_提示された本文_
----------
2002.8.25
現代川柳の精神を考える
(1988.12)

 一九九〇年を迎える。巷のあちこちで世紀末論議が起っているであろう。この言葉がぴったりの世相が日本の「豊かさ」の中に生まれている。
 改めて指摘するまでもないが、一九八六年以来日本は一人あたりのGNPはアメリカを抜いているし、日本の地価の総額は、アメリカ全土の四倍以上である。日本をたたき売れば、アメリカが四個手に入る勘定である。この様にとてつもない規模の経済的環境に我々は囲まれている。
 こうした事は日ごろ意識することはない。しかし「遅れた」アジアやアフリカの人々の姿に触れるとき、思わず周りを見渡してしまう。反面、外国滞在者からそれらの国の生活を聞くと、以外にも私たちの知らない豊かさを知る。「豊かさ」を測る尺度がどこかで狂ってきたようである。
 こういった日本の「豊かさ」も多くの日本人にとって無縁である。風化した中流意識に満足している多数も、事が起これば進んだ社会と隔絶した『日本』を知ることになる。地獄と隣あわせなのだと誰かが書いていた。何と薄っぺらな社会であることか。美しい装飾品で飾られた砂の器のようである。

 文学は社会を反映する。その反映のしかたは様々である。川柳も文学の一端を担い、様々に世相を映す。砂の器を飾る装飾品も描くし、人間や風俗を川柳の様式で描く。しかし砂の器そのものを追究する作品は極めて少ない。見聞する多くの柳誌に登場する圧倒的な作品がそれを証明している。うんざりするほど退屈で、狭小な精神に満ちた作品群。作者は真剣に苦労して作っているのは間違いないのだが、「秀句を戴きました」と紹介する作品を見れば、砂の器にひっかかっている装飾品である。「それがどうしたの?」と思わず声を出したくなる。
 現代の文学について、多くの評論家は「社会性欠乏、無思想、想像力欠乏、ドラマがない、虚構がない、おもしろくない、視野狭索症、生活との遊離、退嬰的、小粒……」と指摘する。それは現在の川柳界にそのまま当てはまり悲しくなってしまう。
 どの分野の芸術にしろ作品と鑑賞、その間に立つ批評が互いに牽制、批判しあって作品を高度なものに作り上げていくが、川柳界での批評活動の大幅な遅れは致命的に不幸なことである。これは単に書く人がいないからだというよりも、これらの作品群を目の前にして、まじめに現代川柳を批評し評論する気が起きないといった方が妥当であろう。

 近代日本文学には志賀直哉に代表される「私小説」がある。その特徴に社会性の希薄さがあげられる。
「私小説」は日本に特有のものであるが、「私小説」が生まれた背景には当時の「暗黒」があった。多くの作家は従軍記者として、また銃後の士気高揚雑誌の作家として「徴用」された。「私小説」しか書けなかったのである。(付記すれば川柳の「大家」も堂々と戦争賛美の句を作り続けた。今までその反省の記録を読んだことがない。)
 敗戦は歴史の巨大な幕を切り落とし、「私小説」の存立しつづける社会的基盤は失ったかのように見えた。しかし作家の貧弱な精神はその転換を受け入れるには小さすぎた。あいかわらず小じんまりと現在にいたっている。「私小説」的感覚が体質になってしまったかのようである。
----------
_与えられたエントリ_
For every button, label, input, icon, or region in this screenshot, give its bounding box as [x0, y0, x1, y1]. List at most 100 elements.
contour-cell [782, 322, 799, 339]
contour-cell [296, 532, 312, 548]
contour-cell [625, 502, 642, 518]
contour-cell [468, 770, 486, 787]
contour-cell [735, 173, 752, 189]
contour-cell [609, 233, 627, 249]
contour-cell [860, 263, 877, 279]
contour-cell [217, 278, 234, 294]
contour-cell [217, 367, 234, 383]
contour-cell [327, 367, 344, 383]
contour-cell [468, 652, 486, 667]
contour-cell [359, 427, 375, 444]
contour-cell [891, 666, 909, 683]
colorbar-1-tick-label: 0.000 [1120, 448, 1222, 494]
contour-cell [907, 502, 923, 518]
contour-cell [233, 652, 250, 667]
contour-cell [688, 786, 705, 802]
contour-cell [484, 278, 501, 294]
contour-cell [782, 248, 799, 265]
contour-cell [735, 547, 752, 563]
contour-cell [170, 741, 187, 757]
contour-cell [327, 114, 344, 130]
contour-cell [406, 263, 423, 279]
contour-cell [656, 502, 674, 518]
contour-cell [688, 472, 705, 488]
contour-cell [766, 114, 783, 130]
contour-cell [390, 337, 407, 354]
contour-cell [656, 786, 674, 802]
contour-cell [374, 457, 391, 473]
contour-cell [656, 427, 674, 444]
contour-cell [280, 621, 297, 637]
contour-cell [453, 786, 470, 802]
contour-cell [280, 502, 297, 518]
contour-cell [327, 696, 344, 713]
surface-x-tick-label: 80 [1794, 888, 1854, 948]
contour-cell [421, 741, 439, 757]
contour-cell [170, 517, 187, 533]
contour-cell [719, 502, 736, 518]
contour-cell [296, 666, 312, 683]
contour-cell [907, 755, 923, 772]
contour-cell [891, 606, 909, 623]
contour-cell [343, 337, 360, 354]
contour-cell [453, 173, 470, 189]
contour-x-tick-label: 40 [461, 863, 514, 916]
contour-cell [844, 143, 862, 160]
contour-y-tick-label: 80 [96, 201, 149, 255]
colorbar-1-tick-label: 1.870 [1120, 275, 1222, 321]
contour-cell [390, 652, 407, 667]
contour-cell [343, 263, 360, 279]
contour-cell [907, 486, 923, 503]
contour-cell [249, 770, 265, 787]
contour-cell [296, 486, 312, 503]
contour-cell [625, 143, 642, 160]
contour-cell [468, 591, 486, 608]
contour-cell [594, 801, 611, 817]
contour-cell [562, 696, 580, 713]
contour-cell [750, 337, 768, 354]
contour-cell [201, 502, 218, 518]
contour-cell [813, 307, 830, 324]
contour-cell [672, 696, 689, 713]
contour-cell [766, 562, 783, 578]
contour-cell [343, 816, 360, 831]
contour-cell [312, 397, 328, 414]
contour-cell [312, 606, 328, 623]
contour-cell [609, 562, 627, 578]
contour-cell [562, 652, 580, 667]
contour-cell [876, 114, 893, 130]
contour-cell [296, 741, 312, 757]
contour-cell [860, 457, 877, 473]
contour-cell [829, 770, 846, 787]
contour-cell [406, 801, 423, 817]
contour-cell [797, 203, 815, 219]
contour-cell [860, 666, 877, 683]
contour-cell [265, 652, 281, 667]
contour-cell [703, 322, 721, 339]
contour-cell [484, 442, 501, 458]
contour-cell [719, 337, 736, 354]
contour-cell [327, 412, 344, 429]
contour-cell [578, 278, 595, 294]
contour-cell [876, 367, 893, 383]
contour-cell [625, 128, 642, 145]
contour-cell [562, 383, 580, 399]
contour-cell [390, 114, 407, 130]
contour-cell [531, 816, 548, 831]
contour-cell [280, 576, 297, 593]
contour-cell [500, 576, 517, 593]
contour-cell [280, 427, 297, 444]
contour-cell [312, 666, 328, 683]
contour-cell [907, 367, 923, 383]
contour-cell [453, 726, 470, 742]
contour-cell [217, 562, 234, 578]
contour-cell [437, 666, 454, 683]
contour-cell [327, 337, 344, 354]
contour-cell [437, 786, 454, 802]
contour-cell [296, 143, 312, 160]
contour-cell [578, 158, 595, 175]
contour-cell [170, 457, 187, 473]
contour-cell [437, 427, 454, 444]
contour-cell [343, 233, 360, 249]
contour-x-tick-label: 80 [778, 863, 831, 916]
----------
_依頼 A_
現代川柳を論じた本文によれば、「私小説」が生まれた背景には何があったのか。本文の記述に沿って一〜三文で説明せよ。
_依頼 B_
エントリの中から、文字列「colorbar」を含む行をすべて返せ。大文字と小文字は区別する。
本文とエントリは互いに関係がない。

_回答 A_
「私小説」が生まれた背景には、当時の「暗黒」があった。多くの作家が従軍記者として、また銃後の士気高揚雑誌の作家として「徴用」され、「私小説」しか書けなかったのである。

_回答 B_
colorbar-1-tick-label: 0.000 [1120, 448, 1222, 494]
colorbar-1-tick-label: 1.870 [1120, 275, 1222, 321]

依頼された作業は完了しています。